> _Written instruction_
Locate every line in the records below that contains the word "RegNetY", and copy each one.

> _Exercise materials_
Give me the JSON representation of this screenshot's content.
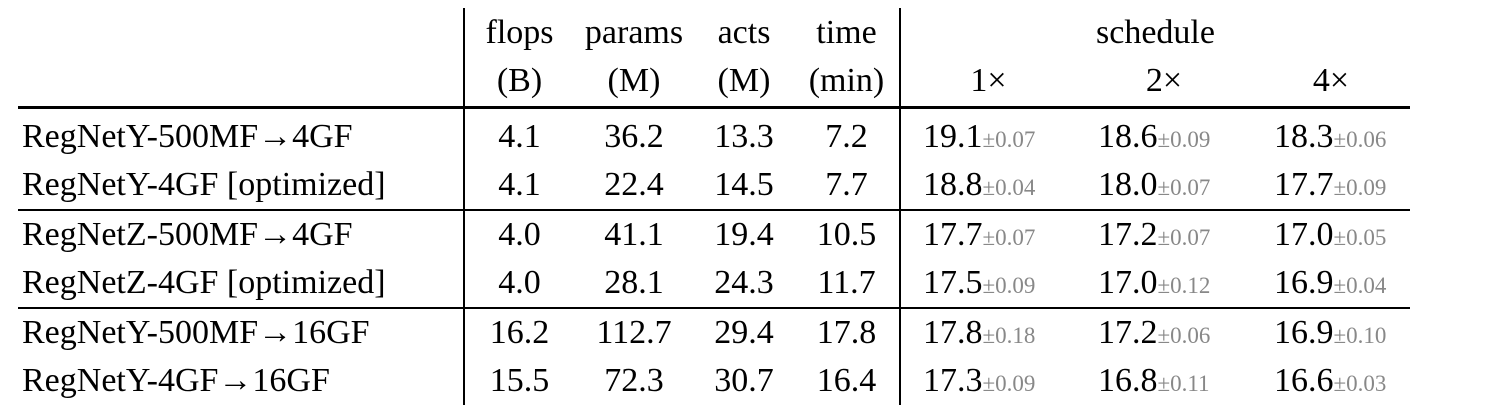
{
  "header": {
    "metrics": [
      {
        "name": "flops",
        "unit": "(B)"
      },
      {
        "name": "params",
        "unit": "(M)"
      },
      {
        "name": "acts",
        "unit": "(M)"
      },
      {
        "name": "time",
        "unit": "(min)"
      }
    ],
    "schedule_label": "schedule",
    "schedules": [
      "1×",
      "2×",
      "4×"
    ]
  },
  "groups": [
    {
      "rows": [
        {
          "model": "RegNetY-500MF→4GF",
          "flops": "4.1",
          "params": "36.2",
          "acts": "13.3",
          "time": "7.2",
          "sched": [
            {
              "v": "19.1",
              "pm": "±0.07"
            },
            {
              "v": "18.6",
              "pm": "±0.09"
            },
            {
              "v": "18.3",
              "pm": "±0.06"
            }
          ]
        },
        {
          "model": "RegNetY-4GF [optimized]",
          "flops": "4.1",
          "params": "22.4",
          "acts": "14.5",
          "time": "7.7",
          "sched": [
            {
              "v": "18.8",
              "pm": "±0.04"
            },
            {
              "v": "18.0",
              "pm": "±0.07"
            },
            {
              "v": "17.7",
              "pm": "±0.09"
            }
          ]
        }
      ]
    },
    {
      "rows": [
        {
          "model": "RegNetZ-500MF→4GF",
          "flops": "4.0",
          "params": "41.1",
          "acts": "19.4",
          "time": "10.5",
          "sched": [
            {
              "v": "17.7",
              "pm": "±0.07"
            },
            {
              "v": "17.2",
              "pm": "±0.07"
            },
            {
              "v": "17.0",
              "pm": "±0.05"
            }
          ]
        },
        {
          "model": "RegNetZ-4GF [optimized]",
          "flops": "4.0",
          "params": "28.1",
          "acts": "24.3",
          "time": "11.7",
          "sched": [
            {
              "v": "17.5",
              "pm": "±0.09"
            },
            {
              "v": "17.0",
              "pm": "±0.12"
            },
            {
              "v": "16.9",
              "pm": "±0.04"
            }
          ]
        }
      ]
    },
    {
      "rows": [
        {
          "model": "RegNetY-500MF→16GF",
          "flops": "16.2",
          "params": "112.7",
          "acts": "29.4",
          "time": "17.8",
          "sched": [
            {
              "v": "17.8",
              "pm": "±0.18"
            },
            {
              "v": "17.2",
              "pm": "±0.06"
            },
            {
              "v": "16.9",
              "pm": "±0.10"
            }
          ]
        },
        {
          "model": "RegNetY-4GF→16GF",
          "flops": "15.5",
          "params": "72.3",
          "acts": "30.7",
          "time": "16.4",
          "sched": [
            {
              "v": "17.3",
              "pm": "±0.09"
            },
            {
              "v": "16.8",
              "pm": "±0.11"
            },
            {
              "v": "16.6",
              "pm": "±0.03"
            }
          ]
        }
      ]
    }
  ]
}
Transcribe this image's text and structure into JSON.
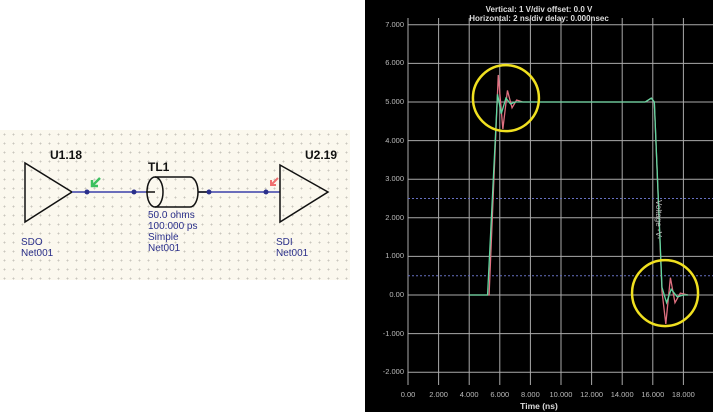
{
  "schematic": {
    "driver": {
      "ref": "U1.18",
      "pin": "SDO",
      "net": "Net001"
    },
    "line": {
      "ref": "TL1",
      "impedance": "50.0 ohms",
      "delay": "100.000 ps",
      "model": "Simple",
      "net": "Net001"
    },
    "receiver": {
      "ref": "U2.19",
      "pin": "SDI",
      "net": "Net001"
    },
    "colors": {
      "wire": "#3a3fa8",
      "probe_driver": "#3cc060",
      "probe_receiver": "#f07070"
    }
  },
  "scope": {
    "vertical": "Vertical: 1  V/div  offset: 0.0 V",
    "horizontal": "Horizontal: 2 ns/div  delay: 0.000nsec",
    "xlabel": "Time  (ns)",
    "ylabel": "Voltage -V-"
  },
  "chart_data": {
    "type": "line",
    "xlabel": "Time  (ns)",
    "ylabel": "Voltage -V-",
    "xlim": [
      0,
      20
    ],
    "ylim": [
      -2.3,
      7.6
    ],
    "xticks": [
      "0.00",
      "2.000",
      "4.000",
      "6.000",
      "8.000",
      "10.000",
      "12.000",
      "14.000",
      "16.000",
      "18.000"
    ],
    "yticks": [
      "7.000",
      "6.000",
      "5.000",
      "4.000",
      "3.000",
      "2.000",
      "1.000",
      "0.00",
      "-1.000",
      "-2.000"
    ],
    "grid": true,
    "thresholds": [
      2.5,
      0.5
    ],
    "series": [
      {
        "color": "#e07080",
        "points": [
          [
            4.0,
            0
          ],
          [
            5.3,
            0
          ],
          [
            5.9,
            5.7
          ],
          [
            6.2,
            4.3
          ],
          [
            6.5,
            5.3
          ],
          [
            6.8,
            4.85
          ],
          [
            7.1,
            5.05
          ],
          [
            7.5,
            5.0
          ],
          [
            15.5,
            5.0
          ],
          [
            15.9,
            5.1
          ],
          [
            16.1,
            5.0
          ],
          [
            16.6,
            0.1
          ],
          [
            16.85,
            -0.75
          ],
          [
            17.15,
            0.45
          ],
          [
            17.45,
            -0.2
          ],
          [
            17.8,
            0.05
          ],
          [
            18.3,
            0
          ]
        ]
      },
      {
        "color": "#5fd7a0",
        "points": [
          [
            4.0,
            0
          ],
          [
            5.2,
            0
          ],
          [
            5.85,
            5.2
          ],
          [
            6.1,
            4.7
          ],
          [
            6.4,
            5.1
          ],
          [
            6.7,
            4.95
          ],
          [
            7.0,
            5.0
          ],
          [
            8.0,
            5.0
          ],
          [
            15.5,
            5.0
          ],
          [
            15.9,
            5.1
          ],
          [
            16.1,
            5.0
          ],
          [
            16.6,
            0.2
          ],
          [
            16.9,
            -0.2
          ],
          [
            17.2,
            0.15
          ],
          [
            17.6,
            -0.05
          ],
          [
            18.0,
            0
          ],
          [
            18.3,
            0
          ]
        ]
      }
    ],
    "highlights": [
      {
        "x": 6.4,
        "y": 5.1,
        "color": "#f0e020"
      },
      {
        "x": 16.8,
        "y": 0.05,
        "color": "#f0e020"
      }
    ]
  }
}
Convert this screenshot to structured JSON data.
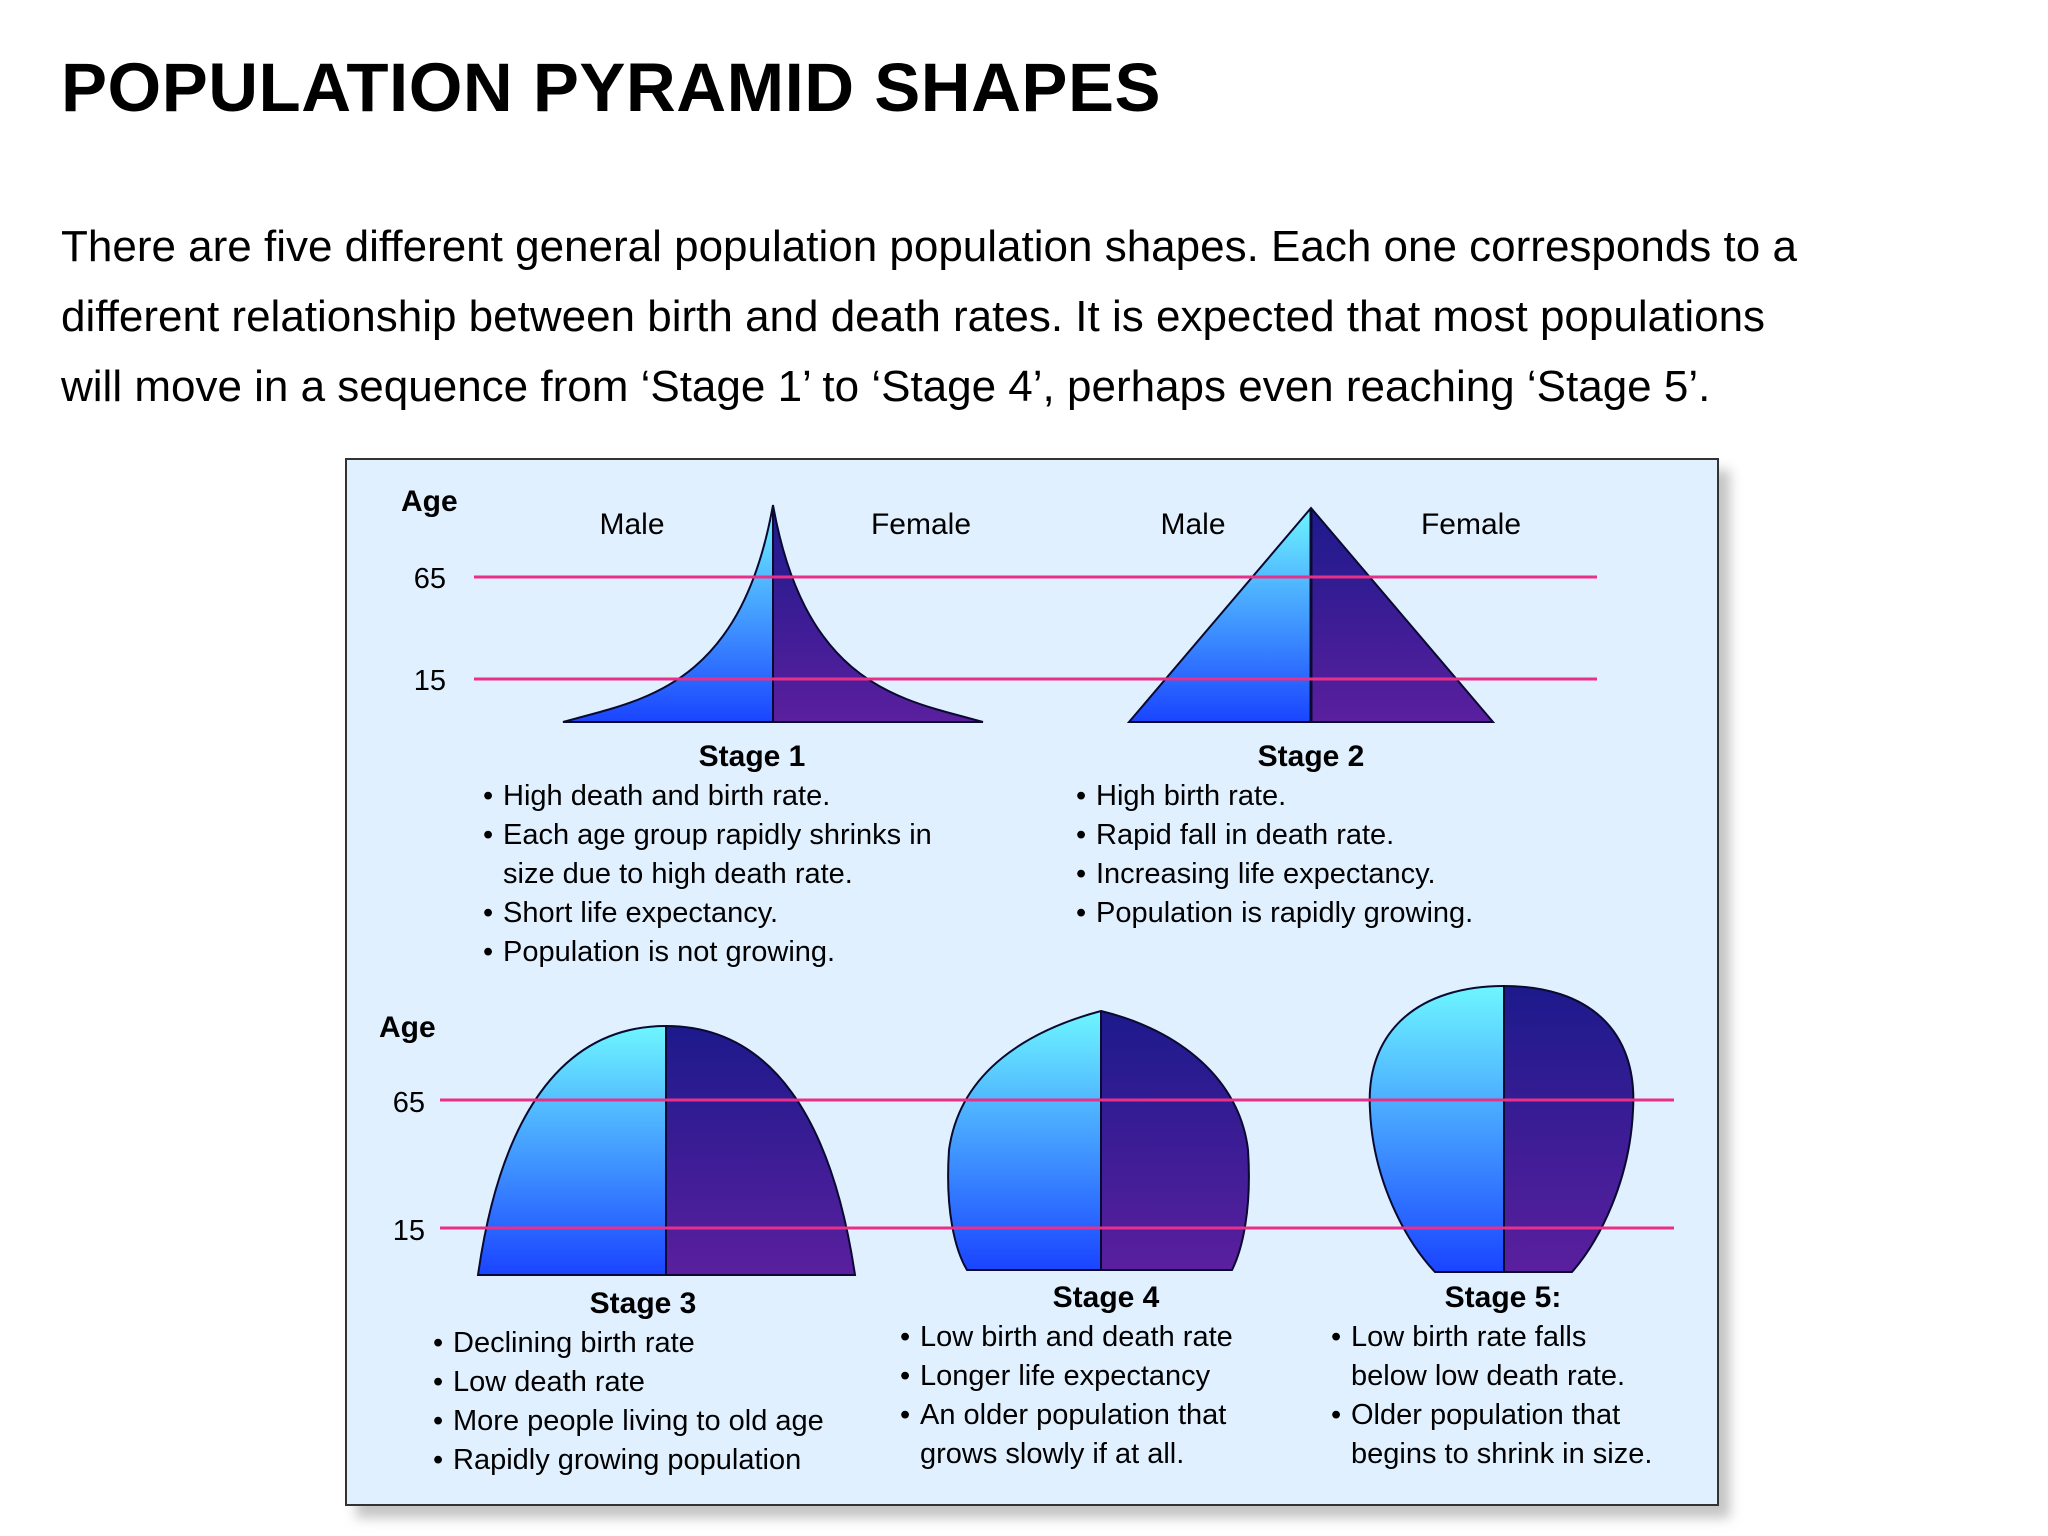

> _Written solution_
          "model": "RegNetY-500MF→4GF",
          "model": "RegNetY-4GF [optimized]",
          "model": "RegNetY-500MF→16GF",
          "model": "RegNetY-4GF→16GF",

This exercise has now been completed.